**EXERCISE OBJECTIVE**
Restate each of the lines given below, word for word.
┌─ STORED RECORDS
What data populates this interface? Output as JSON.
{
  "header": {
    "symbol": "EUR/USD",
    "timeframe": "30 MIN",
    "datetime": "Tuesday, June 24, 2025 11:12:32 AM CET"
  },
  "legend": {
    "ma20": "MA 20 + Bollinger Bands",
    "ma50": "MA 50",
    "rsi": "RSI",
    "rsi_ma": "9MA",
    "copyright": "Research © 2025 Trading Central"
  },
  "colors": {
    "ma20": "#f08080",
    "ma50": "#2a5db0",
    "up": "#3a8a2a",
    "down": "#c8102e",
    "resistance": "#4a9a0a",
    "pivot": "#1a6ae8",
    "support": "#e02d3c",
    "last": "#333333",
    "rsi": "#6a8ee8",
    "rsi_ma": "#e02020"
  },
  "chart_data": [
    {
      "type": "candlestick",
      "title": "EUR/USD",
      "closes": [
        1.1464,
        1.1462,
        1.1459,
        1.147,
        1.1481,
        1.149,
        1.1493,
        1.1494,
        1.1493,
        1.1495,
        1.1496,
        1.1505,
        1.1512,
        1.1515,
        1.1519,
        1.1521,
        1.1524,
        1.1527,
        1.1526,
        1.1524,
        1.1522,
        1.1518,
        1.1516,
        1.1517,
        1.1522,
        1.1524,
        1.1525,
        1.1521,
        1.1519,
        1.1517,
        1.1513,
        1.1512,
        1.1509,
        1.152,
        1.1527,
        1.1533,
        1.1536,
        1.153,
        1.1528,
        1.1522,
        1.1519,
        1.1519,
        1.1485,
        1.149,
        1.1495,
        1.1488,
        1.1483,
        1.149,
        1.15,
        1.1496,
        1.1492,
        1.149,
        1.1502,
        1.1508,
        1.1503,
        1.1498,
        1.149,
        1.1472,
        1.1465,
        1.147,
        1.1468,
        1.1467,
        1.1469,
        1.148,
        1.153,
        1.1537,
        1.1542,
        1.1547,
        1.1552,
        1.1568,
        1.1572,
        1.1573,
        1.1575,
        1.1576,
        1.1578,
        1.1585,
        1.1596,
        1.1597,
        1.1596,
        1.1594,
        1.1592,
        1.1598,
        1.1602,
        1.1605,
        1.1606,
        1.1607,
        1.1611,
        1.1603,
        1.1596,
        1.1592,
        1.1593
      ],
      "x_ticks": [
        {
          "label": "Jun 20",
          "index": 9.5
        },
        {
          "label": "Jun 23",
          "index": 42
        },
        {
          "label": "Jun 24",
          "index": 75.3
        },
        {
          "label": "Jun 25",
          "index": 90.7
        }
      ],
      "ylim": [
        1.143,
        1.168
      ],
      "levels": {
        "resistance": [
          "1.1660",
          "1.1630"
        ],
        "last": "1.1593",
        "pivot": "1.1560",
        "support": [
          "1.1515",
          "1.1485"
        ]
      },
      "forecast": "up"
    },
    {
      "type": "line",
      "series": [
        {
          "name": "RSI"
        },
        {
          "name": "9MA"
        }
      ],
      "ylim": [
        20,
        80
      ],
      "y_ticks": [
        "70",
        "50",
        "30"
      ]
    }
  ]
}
└─
**RESULT**
What data populates this interface? Output as JSON.
{
  "header": {
    "symbol": "EUR/USD",
    "timeframe": "30 MIN",
    "datetime": "Tuesday, June 24, 2025 11:12:32 AM CET"
  },
  "legend": {
    "ma20": "MA 20 + Bollinger Bands",
    "ma50": "MA 50",
    "rsi": "RSI",
    "rsi_ma": "9MA",
    "copyright": "Research © 2025 Trading Central"
  },
  "colors": {
    "ma20": "#f08080",
    "ma50": "#2a5db0",
    "up": "#3a8a2a",
    "down": "#c8102e",
    "resistance": "#4a9a0a",
    "pivot": "#1a6ae8",
    "support": "#e02d3c",
    "last": "#333333",
    "rsi": "#6a8ee8",
    "rsi_ma": "#e02020"
  },
  "chart_data": [
    {
      "type": "candlestick",
      "title": "EUR/USD",
      "closes": [
        1.1464,
        1.1462,
        1.1459,
        1.147,
        1.1481,
        1.149,
        1.1493,
        1.1494,
        1.1493,
        1.1495,
        1.1496,
        1.1505,
        1.1512,
        1.1515,
        1.1519,
        1.1521,
        1.1524,
        1.1527,
        1.1526,
        1.1524,
        1.1522,
        1.1518,
        1.1516,
        1.1517,
        1.1522,
        1.1524,
        1.1525,
        1.1521,
        1.1519,
        1.1517,
        1.1513,
        1.1512,
        1.1509,
        1.152,
        1.1527,
        1.1533,
        1.1536,
        1.153,
        1.1528,
        1.1522,
        1.1519,
        1.1519,
        1.1485,
        1.149,
        1.1495,
        1.1488,
        1.1483,
        1.149,
        1.15,
        1.1496,
        1.1492,
        1.149,
        1.1502,
        1.1508,
        1.1503,
        1.1498,
        1.149,
        1.1472,
        1.1465,
        1.147,
        1.1468,
        1.1467,
        1.1469,
        1.148,
        1.153,
        1.1537,
        1.1542,
        1.1547,
        1.1552,
        1.1568,
        1.1572,
        1.1573,
        1.1575,
        1.1576,
        1.1578,
        1.1585,
        1.1596,
        1.1597,
        1.1596,
        1.1594,
        1.1592,
        1.1598,
        1.1602,
        1.1605,
        1.1606,
        1.1607,
        1.1611,
        1.1603,
        1.1596,
        1.1592,
        1.1593
      ],
      "x_ticks": [
        {
          "label": "Jun 20",
          "index": 9.5
        },
        {
          "label": "Jun 23",
          "index": 42
        },
        {
          "label": "Jun 24",
          "index": 75.3
        },
        {
          "label": "Jun 25",
          "index": 90.7
        }
      ],
      "ylim": [
        1.143,
        1.168
      ],
      "levels": {
        "resistance": [
          "1.1660",
          "1.1630"
        ],
        "last": "1.1593",
        "pivot": "1.1560",
        "support": [
          "1.1515",
          "1.1485"
        ]
      },
      "forecast": "up"
    },
    {
      "type": "line",
      "series": [
        {
          "name": "RSI"
        },
        {
          "name": "9MA"
        }
      ],
      "ylim": [
        20,
        80
      ],
      "y_ticks": [
        "70",
        "50",
        "30"
      ]
    }
  ]
}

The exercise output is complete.